BioTime Reports Pro Forma Gain on Deconsolidation of OncoCyte Subsidiary

ALAMEDA, Calif.--()--BioTime, Inc. (NYSE MKT:BTX), a clinical-stage biotechnology company developing and commercializing products addressing degenerative diseases, today announced the deconsolidation of OncoCyte Inc.’s financial statements from BioTime’s consolidated financial statements effective February 17, 2017. As a result of the deconsolidation, BioTime will report a pro forma, non-cash gain of approximately $56 million. The actual amount of the gain will be determined and recorded during the quarter ending March 31, 2017.

“We continue to simplify BioTime, both in terms of corporate structure and investor transparency”

The deconsolidation occurred due to the exercise of 625,000 warrants by certain OncoCyte warrant holders on February 17, 2017. As a result of the warrant exercises, OncoCyte’s shares outstanding increased, so that BioTime no longer owns a majority of OncoCyte’s shares. BioTime owns 14,674,244 OncoCyte common shares, which currently represent approximately 49.9% of OncoCyte’s common stock outstanding. The OncoCyte shares that BioTime holds had a market value of approximately $71 million at the close of trading on February 17, 2017.

“We continue to simplify BioTime, both in terms of corporate structure and investor transparency,” said Russell Skibsted, Chief Financial Officer. “Following the deconsolidation, BioTime’s future financial statements will more clearly reflect our operations and cash utilization as we no longer will report OncoCyte’s cash burn as part of BioTime’s results. We will now report the value of our remaining ownership position in OncoCyte as a single line item on our balance sheet at the end of each quarter based on the closing price of OncoCyte common stock as quoted on the NYSE MKT (under ticker “OCX”). This accounting treatment is the same as for our ownership position in Asterias Biotherapeutics, which was deconsolidated in May 2016. The successful development of both Asterias and OncoCyte into independent public companies with strong product pipelines addressing large medical market opportunities illustrates the potential value of the technology platforms we are developing within BioTime. We are actively exploring additional approaches to further execute our corporate simplification strategy while building additional shareholder value.”

* **Assigned task A**:
According to the press release, why does BioTime no longer own a majority of OncoCyte's shares? Answer in one to three sentences.
* **Assigned task B**:
Summarize the press release in two sentences.
* **Assigned task C**:
Answer each question from the press release, one per line.
(i) What was the approximate market value of BioTime's OncoCyte shares at the close of trading on February 17, 2017?
(ii) Under what ticker is OncoCyte common stock quoted on the NYSE MKT?
(iii) In what month and year was Asterias Biotherapeutics deconsolidated?
The rows that follow come from a separate source and are unrelated to the press release.

* **Supplied material**:

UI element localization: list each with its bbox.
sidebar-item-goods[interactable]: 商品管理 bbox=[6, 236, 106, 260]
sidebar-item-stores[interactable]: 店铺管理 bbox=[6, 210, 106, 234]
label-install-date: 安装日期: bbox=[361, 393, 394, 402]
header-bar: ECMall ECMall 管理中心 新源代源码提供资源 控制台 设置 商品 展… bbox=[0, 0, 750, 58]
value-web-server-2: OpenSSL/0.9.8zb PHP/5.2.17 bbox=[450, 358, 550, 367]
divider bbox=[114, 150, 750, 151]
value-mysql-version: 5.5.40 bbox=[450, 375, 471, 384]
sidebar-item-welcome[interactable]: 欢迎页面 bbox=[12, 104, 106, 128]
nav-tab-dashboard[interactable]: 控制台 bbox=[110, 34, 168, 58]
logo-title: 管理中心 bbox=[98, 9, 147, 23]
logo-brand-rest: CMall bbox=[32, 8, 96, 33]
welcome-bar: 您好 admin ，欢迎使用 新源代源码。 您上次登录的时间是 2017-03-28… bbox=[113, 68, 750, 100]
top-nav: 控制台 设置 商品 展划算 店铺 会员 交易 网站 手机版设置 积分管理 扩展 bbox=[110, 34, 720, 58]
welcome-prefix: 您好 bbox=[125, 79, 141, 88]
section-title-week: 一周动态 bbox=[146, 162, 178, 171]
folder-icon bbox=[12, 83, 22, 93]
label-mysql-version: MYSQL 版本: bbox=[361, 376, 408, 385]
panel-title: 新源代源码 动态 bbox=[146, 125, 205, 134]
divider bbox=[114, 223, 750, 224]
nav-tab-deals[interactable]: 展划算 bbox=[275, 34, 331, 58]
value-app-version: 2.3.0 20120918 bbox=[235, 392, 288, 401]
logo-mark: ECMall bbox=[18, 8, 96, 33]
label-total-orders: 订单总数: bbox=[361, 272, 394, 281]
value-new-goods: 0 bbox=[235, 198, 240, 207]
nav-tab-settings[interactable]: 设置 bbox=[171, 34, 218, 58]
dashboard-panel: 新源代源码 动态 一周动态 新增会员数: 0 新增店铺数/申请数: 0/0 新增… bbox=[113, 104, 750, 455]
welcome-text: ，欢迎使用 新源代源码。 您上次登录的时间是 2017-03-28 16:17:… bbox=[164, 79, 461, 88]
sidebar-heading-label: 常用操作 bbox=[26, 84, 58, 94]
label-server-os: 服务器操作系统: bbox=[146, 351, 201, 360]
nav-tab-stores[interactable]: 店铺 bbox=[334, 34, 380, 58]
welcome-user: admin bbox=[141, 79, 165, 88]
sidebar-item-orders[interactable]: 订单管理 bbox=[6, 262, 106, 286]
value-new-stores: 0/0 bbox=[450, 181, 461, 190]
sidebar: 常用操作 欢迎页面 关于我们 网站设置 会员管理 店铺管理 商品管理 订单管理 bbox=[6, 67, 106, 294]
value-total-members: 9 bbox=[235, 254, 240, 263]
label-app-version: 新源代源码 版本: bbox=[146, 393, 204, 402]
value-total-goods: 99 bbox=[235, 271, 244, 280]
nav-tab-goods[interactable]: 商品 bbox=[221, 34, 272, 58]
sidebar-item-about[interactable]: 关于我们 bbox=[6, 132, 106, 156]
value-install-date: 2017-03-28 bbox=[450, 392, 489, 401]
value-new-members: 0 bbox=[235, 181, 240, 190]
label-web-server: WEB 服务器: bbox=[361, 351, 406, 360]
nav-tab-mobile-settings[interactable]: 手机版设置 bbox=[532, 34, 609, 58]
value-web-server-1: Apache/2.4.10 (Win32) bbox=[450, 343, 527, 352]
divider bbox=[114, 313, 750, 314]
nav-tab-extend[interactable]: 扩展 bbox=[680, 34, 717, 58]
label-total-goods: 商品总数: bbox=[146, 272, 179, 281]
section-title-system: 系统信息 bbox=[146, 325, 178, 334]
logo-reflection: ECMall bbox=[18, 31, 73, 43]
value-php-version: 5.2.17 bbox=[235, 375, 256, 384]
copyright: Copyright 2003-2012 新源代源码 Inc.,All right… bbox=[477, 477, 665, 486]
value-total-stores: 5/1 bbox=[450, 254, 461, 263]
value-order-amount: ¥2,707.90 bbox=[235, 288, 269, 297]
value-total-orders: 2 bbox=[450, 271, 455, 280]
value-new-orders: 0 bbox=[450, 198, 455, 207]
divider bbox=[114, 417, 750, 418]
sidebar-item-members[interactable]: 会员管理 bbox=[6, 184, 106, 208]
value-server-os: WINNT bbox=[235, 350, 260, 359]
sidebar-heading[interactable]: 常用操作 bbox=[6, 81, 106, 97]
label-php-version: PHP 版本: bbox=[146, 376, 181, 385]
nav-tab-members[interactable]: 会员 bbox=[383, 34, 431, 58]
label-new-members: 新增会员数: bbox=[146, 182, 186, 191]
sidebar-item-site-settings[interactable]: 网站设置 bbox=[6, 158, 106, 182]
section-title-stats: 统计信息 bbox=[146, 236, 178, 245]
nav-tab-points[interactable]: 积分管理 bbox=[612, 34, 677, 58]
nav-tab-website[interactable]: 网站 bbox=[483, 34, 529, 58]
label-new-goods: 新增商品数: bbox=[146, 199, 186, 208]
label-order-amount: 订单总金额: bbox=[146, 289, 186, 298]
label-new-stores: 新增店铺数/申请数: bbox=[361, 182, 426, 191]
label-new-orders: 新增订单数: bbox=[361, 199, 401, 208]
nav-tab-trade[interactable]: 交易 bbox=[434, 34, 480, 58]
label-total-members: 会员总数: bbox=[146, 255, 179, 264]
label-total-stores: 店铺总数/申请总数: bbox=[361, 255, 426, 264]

* **Written reply A**:
On February 17, 2017, certain OncoCyte warrant holders exercised 625,000 warrants, which increased OncoCyte's shares outstanding. BioTime's 14,674,244 shares therefore now make up only about 49.9% of OncoCyte's common stock.

* **Written reply B**:
BioTime announced that OncoCyte's financial statements were deconsolidated from its own effective February 17, 2017, after warrant exercises reduced its stake to about 49.9%, and that it will report a pro forma, non-cash gain of approximately $56 million. Its chief financial officer said the change will make BioTime's statements more clearly reflect its own operations and cash use, with the remaining OncoCyte stake reported as a single balance-sheet line item, as is already done for Asterias Biotherapeutics.

* **Written reply C**:
(i) Approximately $71 million
(ii) OCX
(iii) May 2016